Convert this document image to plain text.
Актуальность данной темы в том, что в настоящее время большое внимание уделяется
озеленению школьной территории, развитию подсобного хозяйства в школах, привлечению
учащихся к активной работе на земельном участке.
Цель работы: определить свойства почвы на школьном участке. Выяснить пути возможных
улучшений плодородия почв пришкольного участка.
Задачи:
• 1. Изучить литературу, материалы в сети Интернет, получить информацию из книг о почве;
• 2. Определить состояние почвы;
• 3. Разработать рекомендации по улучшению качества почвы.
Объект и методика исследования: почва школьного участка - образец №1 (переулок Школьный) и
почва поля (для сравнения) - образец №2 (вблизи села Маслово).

○ ○ ○ ○

Your objective: Pick out every line of the listing containing the word "образец", and show those lines.

Result of this task:
Объект и методика исследования: почва школьного участка - образец №1 (переулок Школьный) и
почва поля (для сравнения) - образец №2 (вблизи села Маслово).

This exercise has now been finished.